§ 原文抜粋:
洋画家。明治21年5月17日京都市生まれ。1904年(明治37)聖護院(しょうごいん)洋画研究所に入り、浅井忠(ちゅう)、鹿子木孟郎(かのこぎたけしろう)に学ぶ。2年後同研究所は関西美術院へと発展。07年渡仏してパリのアカデミー・ジュリアンで10年までジャン・ポール・ローランスに師事、その後自由研究に進み、ピサロやセザンヌの影響を受ける。イギリス、オランダベルギー、イタリアを巡遊して14年(大正3)に帰国。翌年の第2回二科展に滞欧作を特別陳列し、二科会会員となる。その後制作上の苦悩期が続くが、ようやく昭和初めから風景画、肖像画、静物画の各分野に個性ある様式を打ち出し、日本の風土と対象に即しつつ近代感覚に満ちた造形領域を開く。35年(昭和10)帝国美術院会員となり、二科会を退会し、翌年同志と一水会を創立する。満州国美術展覧会審査のために二度中国大陸へ旅行。44年帝室技芸員となるほか、同年から52年まで東京美術学校(のち東京芸術大学)教授を務める。49年日本美術家連盟の創設に際して初代会長に推されるほか、国立近代美術館評議員としても美術界に尽力し、52年に文化勲章を受ける。昭和の洋画界に梅原(龍三郎(りゅうざぶろう))・安井時代を築き、主観主義的な近代写実絵画を確立した功績は大きい。昭和30年12月14日没。毎日美術賞追贈。56年に開催された遺作展の収益により、57年に安井賞が設定された。代表作婦人像』『外房(そとぼう)風景』『金蓉(きんよう)』『深井英五氏像』『桃』ほか。

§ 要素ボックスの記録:

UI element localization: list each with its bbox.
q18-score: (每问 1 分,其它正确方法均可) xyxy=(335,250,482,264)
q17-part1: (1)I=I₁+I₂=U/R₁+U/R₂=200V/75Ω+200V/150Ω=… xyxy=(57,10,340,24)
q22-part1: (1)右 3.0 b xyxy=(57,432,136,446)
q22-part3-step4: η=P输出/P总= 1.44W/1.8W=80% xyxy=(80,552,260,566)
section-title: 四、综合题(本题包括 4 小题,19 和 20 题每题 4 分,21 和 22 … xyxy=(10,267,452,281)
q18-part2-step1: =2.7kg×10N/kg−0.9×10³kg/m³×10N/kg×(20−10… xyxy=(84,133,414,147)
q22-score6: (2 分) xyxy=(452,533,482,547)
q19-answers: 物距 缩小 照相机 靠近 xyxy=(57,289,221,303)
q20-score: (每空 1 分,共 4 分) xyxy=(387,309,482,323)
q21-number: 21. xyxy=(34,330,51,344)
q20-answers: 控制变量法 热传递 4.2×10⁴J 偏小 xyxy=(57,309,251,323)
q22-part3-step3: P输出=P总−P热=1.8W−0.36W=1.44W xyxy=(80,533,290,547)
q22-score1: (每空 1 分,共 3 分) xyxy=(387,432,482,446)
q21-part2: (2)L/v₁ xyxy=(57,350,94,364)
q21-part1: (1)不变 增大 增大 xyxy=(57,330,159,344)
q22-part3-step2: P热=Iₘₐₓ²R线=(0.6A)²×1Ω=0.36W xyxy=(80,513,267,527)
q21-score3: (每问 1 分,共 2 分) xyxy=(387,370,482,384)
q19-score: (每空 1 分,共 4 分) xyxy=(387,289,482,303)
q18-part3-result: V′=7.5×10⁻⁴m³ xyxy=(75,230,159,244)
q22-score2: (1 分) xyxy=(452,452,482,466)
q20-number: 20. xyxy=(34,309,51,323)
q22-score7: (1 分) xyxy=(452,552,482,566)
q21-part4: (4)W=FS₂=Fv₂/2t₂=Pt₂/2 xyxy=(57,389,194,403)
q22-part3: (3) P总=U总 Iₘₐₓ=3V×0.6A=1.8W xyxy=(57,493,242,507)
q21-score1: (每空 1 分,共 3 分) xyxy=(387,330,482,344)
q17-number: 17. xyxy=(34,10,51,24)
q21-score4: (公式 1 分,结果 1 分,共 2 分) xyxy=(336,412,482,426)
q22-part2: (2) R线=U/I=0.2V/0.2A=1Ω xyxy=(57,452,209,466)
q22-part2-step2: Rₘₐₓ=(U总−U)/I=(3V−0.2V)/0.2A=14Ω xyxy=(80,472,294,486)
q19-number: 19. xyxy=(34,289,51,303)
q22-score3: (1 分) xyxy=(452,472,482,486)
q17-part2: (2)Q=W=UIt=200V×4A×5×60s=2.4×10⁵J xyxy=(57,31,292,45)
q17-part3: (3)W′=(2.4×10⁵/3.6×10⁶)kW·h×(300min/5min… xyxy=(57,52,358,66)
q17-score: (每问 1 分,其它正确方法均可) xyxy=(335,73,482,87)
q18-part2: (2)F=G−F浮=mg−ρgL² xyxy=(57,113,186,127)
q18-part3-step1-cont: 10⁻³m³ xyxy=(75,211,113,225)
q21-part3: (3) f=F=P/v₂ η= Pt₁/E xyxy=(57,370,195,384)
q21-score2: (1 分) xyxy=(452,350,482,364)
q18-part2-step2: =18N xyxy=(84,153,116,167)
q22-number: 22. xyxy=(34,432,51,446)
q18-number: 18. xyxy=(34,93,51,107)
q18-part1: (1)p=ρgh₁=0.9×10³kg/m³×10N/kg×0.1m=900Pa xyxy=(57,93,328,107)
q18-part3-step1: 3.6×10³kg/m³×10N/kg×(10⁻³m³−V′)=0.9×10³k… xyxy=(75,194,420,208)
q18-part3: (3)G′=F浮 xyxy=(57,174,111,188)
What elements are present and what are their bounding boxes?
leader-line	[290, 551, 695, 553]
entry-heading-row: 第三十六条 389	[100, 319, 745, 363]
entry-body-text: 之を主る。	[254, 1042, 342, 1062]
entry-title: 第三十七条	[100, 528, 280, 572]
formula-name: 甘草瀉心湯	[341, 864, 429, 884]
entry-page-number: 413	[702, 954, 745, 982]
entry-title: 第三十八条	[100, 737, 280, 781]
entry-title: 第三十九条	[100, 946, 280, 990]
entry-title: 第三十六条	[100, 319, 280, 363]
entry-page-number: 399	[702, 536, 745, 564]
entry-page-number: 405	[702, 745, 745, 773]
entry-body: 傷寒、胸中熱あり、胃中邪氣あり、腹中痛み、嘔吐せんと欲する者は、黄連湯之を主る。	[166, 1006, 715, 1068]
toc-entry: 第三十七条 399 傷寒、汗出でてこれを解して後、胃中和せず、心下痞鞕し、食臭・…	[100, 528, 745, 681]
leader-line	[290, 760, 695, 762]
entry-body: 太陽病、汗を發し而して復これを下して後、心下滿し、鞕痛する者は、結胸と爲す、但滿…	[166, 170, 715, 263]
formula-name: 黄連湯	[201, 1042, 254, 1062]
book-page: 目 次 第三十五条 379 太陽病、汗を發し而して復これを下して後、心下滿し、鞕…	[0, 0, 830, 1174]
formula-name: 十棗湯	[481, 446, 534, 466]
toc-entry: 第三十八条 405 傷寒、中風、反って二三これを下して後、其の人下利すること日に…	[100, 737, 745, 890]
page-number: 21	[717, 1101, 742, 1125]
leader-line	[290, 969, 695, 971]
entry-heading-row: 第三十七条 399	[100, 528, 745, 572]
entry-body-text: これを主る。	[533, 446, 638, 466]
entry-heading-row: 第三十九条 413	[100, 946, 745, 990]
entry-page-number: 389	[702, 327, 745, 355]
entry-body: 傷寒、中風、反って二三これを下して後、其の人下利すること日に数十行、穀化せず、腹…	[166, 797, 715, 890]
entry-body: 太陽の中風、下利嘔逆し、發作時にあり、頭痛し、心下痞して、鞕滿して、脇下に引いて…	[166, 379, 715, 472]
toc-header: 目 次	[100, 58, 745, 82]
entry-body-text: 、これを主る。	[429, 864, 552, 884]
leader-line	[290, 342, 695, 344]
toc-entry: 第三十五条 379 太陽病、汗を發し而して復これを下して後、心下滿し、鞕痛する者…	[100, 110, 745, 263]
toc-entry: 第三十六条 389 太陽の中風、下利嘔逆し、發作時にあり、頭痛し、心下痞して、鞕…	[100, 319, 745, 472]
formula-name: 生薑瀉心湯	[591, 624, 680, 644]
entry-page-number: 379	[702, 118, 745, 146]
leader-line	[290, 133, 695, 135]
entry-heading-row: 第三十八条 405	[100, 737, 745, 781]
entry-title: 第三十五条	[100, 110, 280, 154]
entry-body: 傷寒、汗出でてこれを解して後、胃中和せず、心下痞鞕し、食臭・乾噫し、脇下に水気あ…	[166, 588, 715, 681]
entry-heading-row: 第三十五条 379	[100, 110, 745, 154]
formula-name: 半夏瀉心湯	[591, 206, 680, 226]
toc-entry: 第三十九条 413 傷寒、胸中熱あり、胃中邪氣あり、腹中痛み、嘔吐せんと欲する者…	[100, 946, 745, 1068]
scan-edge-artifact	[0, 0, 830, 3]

§ 課題の要件:
**1.** 洋画家の経歴文にある「35年(昭和10)帝国美術院会員となり、二科会を退会し、翌年同志と一水会を創立する。」を英語に訳してください。
**2.** エントリの先頭行から「q22-part3-step4: η=P输出/P总= 1.44W/1.8W=80%」を含む行までを、Markdownの表に整えてください。列名は「番号」と「エントリ行」とし、空行は含めないこと。
本文とエントリは、それぞれ別の出典から取られている。

§ 課題ごとの結果:
**1.** In 1935 (Showa 10), became a member of the Imperial Art Academy, left the Nika Association, and the following year founded the Issuikai with like-minded colleagues.

**2.**
| 番号 | エントリ行 |
|---|---|
| 1 | UI element localization: list each with its bbox. |
| 2 | q18-score: (每问 1 分,其它正确方法均可) xyxy=(335,250,482,264) |
| 3 | q17-part1: (1)I=I₁+I₂=U/R₁+U/R₂=200V/75Ω+200V/150Ω=… xyxy=(57,10,340,24) |
| 4 | q22-part1: (1)右 3.0 b xyxy=(57,432,136,446) |
| 5 | q22-part3-step4: η=P输出/P总= 1.44W/1.8W=80% xyxy=(80,552,260,566) |